— Start of Source material —

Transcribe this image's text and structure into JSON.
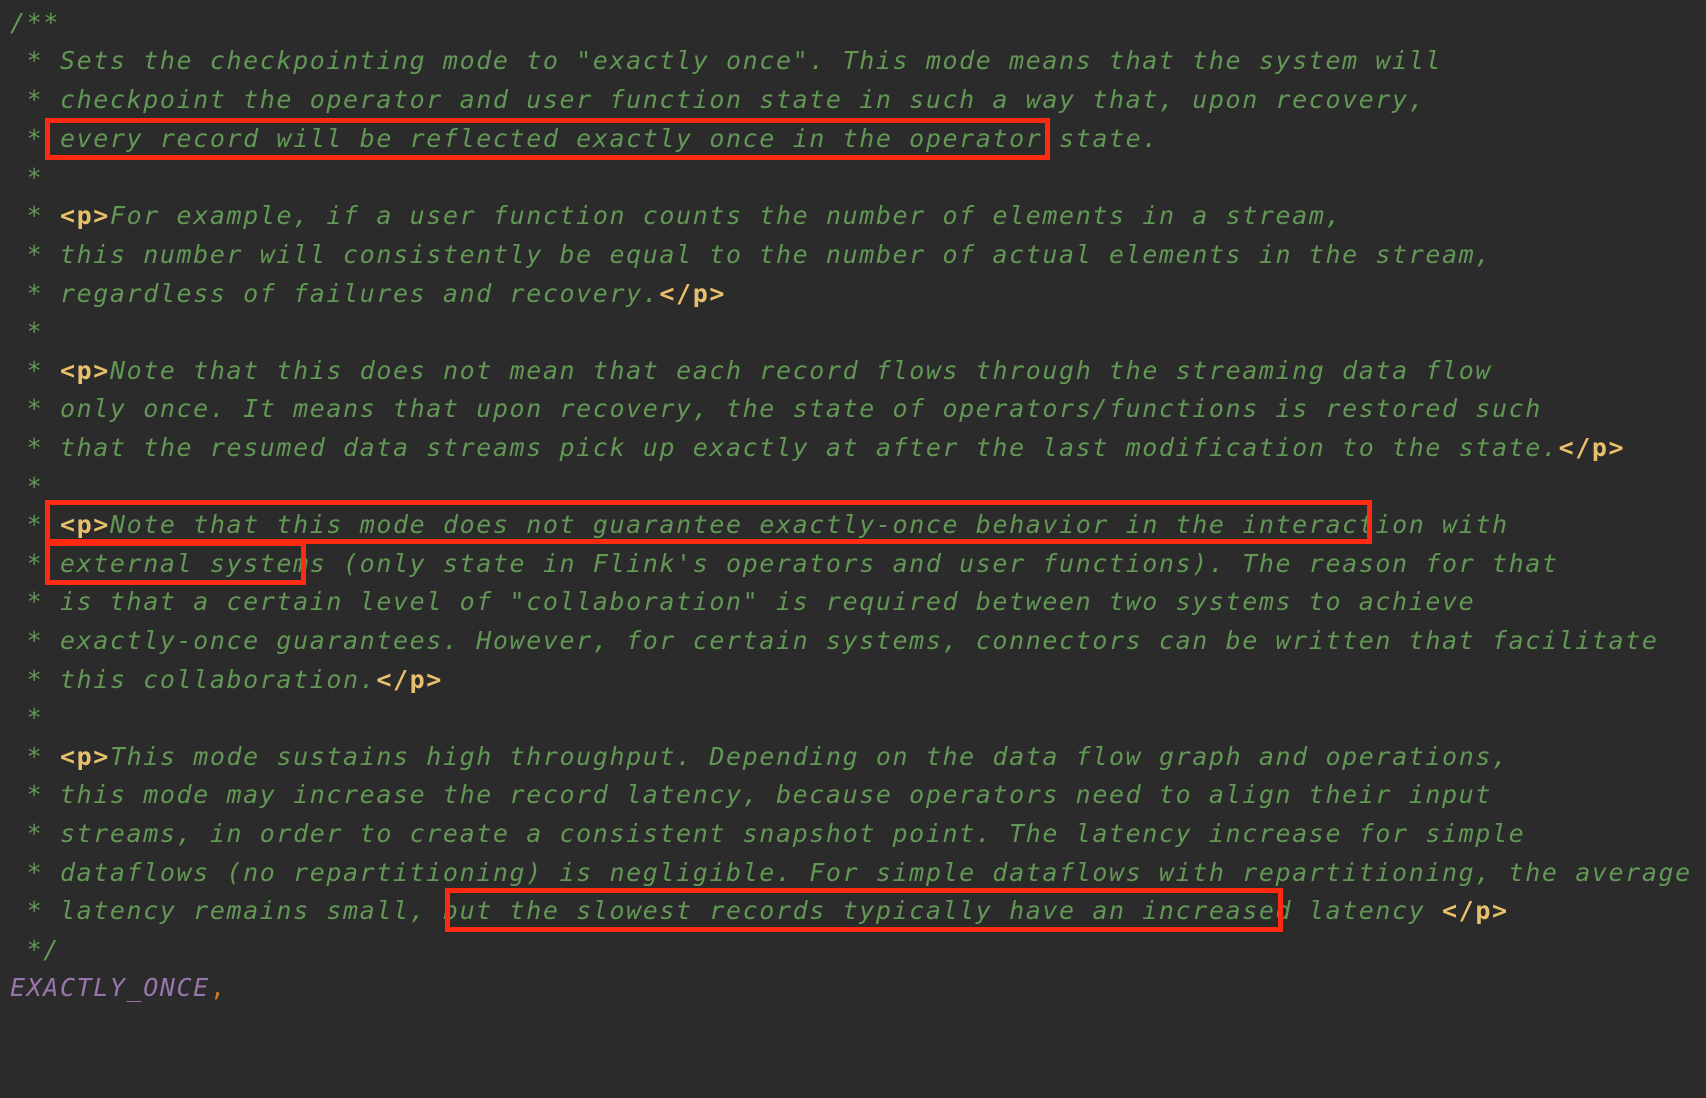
{
  "code": {
    "comment_open": "/**",
    "comment_close": " */",
    "star_empty": " *",
    "lines": {
      "l1": " * Sets the checkpointing mode to \"exactly once\". This mode means that the system will",
      "l2": " * checkpoint the operator and user function state in such a way that, upon recovery,",
      "l3": " * every record will be reflected exactly once in the operator state.",
      "l5a": " * ",
      "l5b": "For example, if a user function counts the number of elements in a stream,",
      "l6": " * this number will consistently be equal to the number of actual elements in the stream,",
      "l7a": " * regardless of failures and recovery.",
      "l9a": " * ",
      "l9b": "Note that this does not mean that each record flows through the streaming data flow",
      "l10": " * only once. It means that upon recovery, the state of operators/functions is restored such",
      "l11a": " * that the resumed data streams pick up exactly at after the last modification to the state.",
      "l13a": " * ",
      "l13b": "Note that this mode does not guarantee exactly-once behavior in the interaction with",
      "l14": " * external systems (only state in Flink's operators and user functions). The reason for that",
      "l15": " * is that a certain level of \"collaboration\" is required between two systems to achieve",
      "l16": " * exactly-once guarantees. However, for certain systems, connectors can be written that facilitate",
      "l17a": " * this collaboration.",
      "l19a": " * ",
      "l19b": "This mode sustains high throughput. Depending on the data flow graph and operations,",
      "l20": " * this mode may increase the record latency, because operators need to align their input",
      "l21": " * streams, in order to create a consistent snapshot point. The latency increase for simple",
      "l22": " * dataflows (no repartitioning) is negligible. For simple dataflows with repartitioning, the average",
      "l23a": " * latency remains small, but the slowest records typically have an increased latency "
    },
    "tag_open": "<p>",
    "tag_close": "</p>",
    "enum_name": "EXACTLY_ONCE",
    "enum_comma": ","
  },
  "colors": {
    "background": "#2b2b2b",
    "doc_comment": "#629755",
    "html_tag": "#e8bf6a",
    "enum_constant": "#9876aa",
    "comma": "#cc7832",
    "highlight_box": "#ff2a12"
  }
}
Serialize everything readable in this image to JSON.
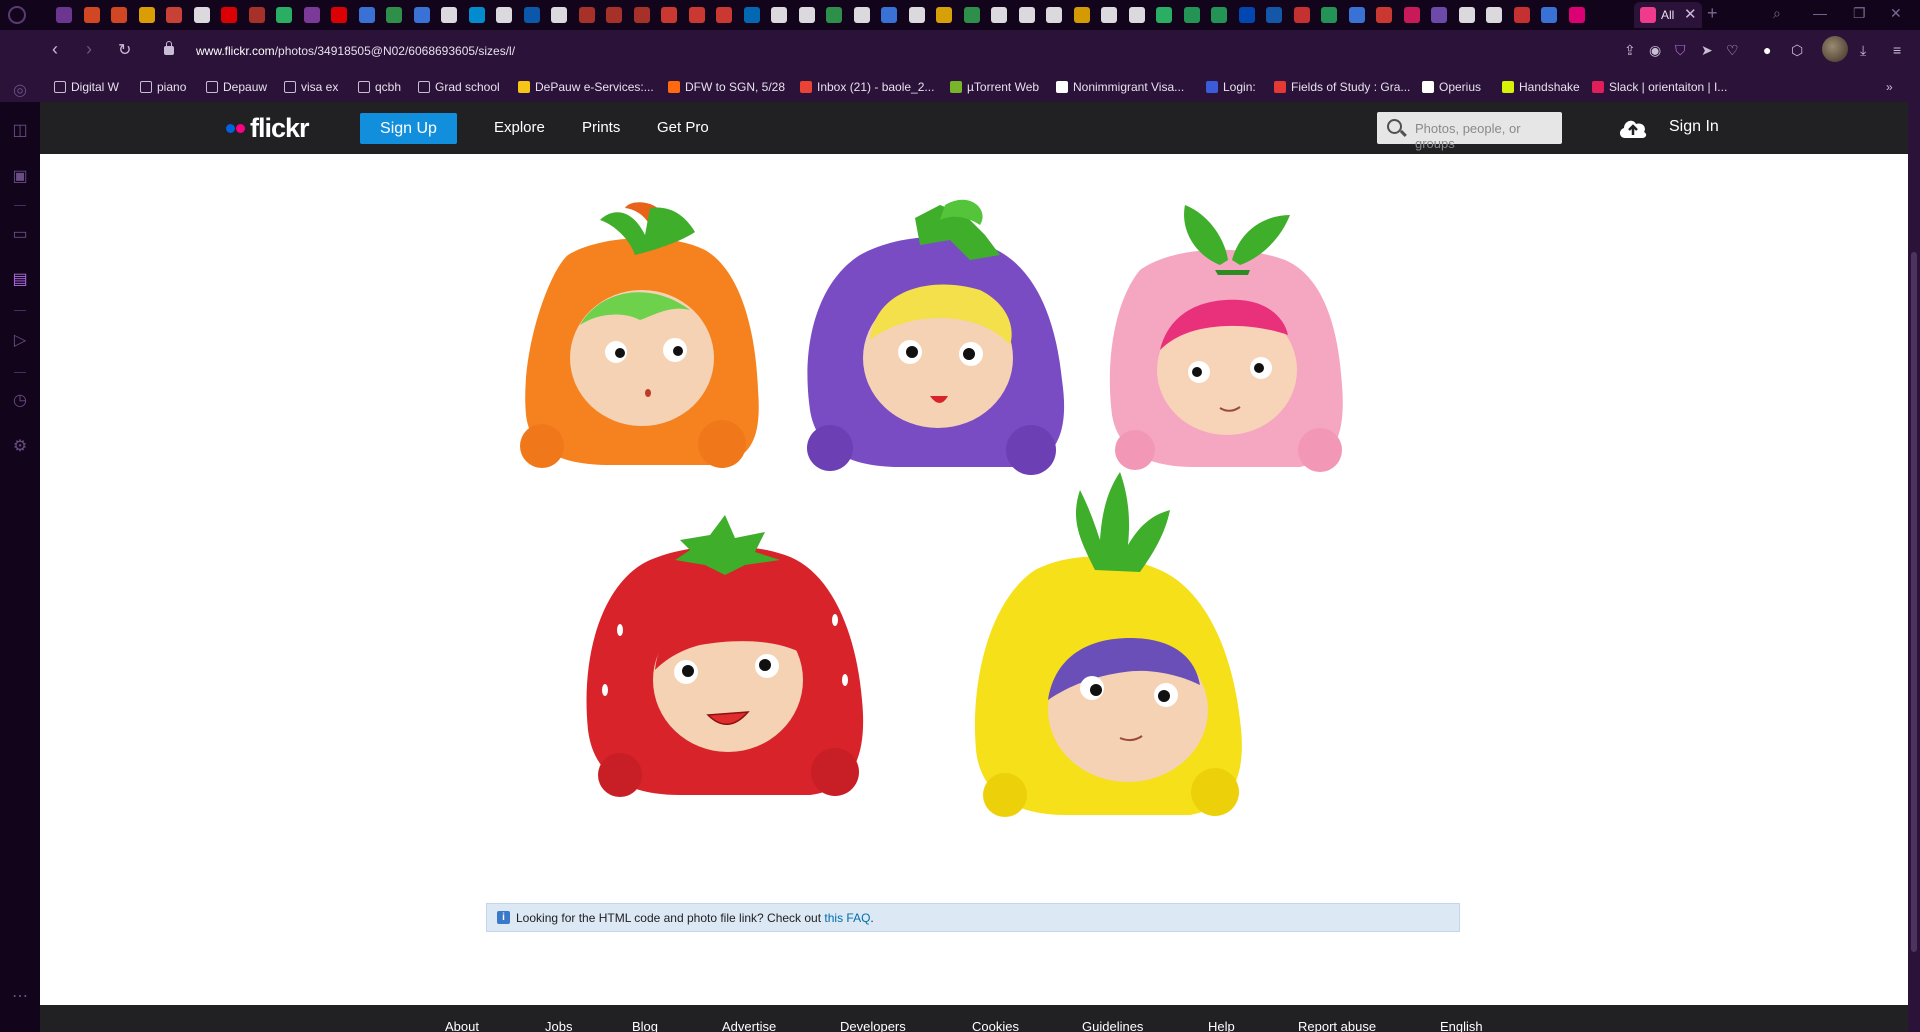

— End of Source material —

### Directions
Transcribe the whole listing exactly. Pictures stay out of your copy.

### Finished exercise
Transcribe this image's text and structure into JSON.
{
  "code": {
    "comment_open": "/**",
    "comment_close": " */",
    "star_empty": " *",
    "lines": {
      "l1": " * Sets the checkpointing mode to \"exactly once\". This mode means that the system will",
      "l2": " * checkpoint the operator and user function state in such a way that, upon recovery,",
      "l3": " * every record will be reflected exactly once in the operator state.",
      "l5a": " * ",
      "l5b": "For example, if a user function counts the number of elements in a stream,",
      "l6": " * this number will consistently be equal to the number of actual elements in the stream,",
      "l7a": " * regardless of failures and recovery.",
      "l9a": " * ",
      "l9b": "Note that this does not mean that each record flows through the streaming data flow",
      "l10": " * only once. It means that upon recovery, the state of operators/functions is restored such",
      "l11a": " * that the resumed data streams pick up exactly at after the last modification to the state.",
      "l13a": " * ",
      "l13b": "Note that this mode does not guarantee exactly-once behavior in the interaction with",
      "l14": " * external systems (only state in Flink's operators and user functions). The reason for that",
      "l15": " * is that a certain level of \"collaboration\" is required between two systems to achieve",
      "l16": " * exactly-once guarantees. However, for certain systems, connectors can be written that facilitate",
      "l17a": " * this collaboration.",
      "l19a": " * ",
      "l19b": "This mode sustains high throughput. Depending on the data flow graph and operations,",
      "l20": " * this mode may increase the record latency, because operators need to align their input",
      "l21": " * streams, in order to create a consistent snapshot point. The latency increase for simple",
      "l22": " * dataflows (no repartitioning) is negligible. For simple dataflows with repartitioning, the average",
      "l23a": " * latency remains small, but the slowest records typically have an increased latency "
    },
    "tag_open": "<p>",
    "tag_close": "</p>",
    "enum_name": "EXACTLY_ONCE",
    "enum_comma": ","
  },
  "colors": {
    "background": "#2b2b2b",
    "doc_comment": "#629755",
    "html_tag": "#e8bf6a",
    "enum_constant": "#9876aa",
    "comma": "#cc7832",
    "highlight_box": "#ff2a12"
  }
}
Serialize everything readable in this image to JSON.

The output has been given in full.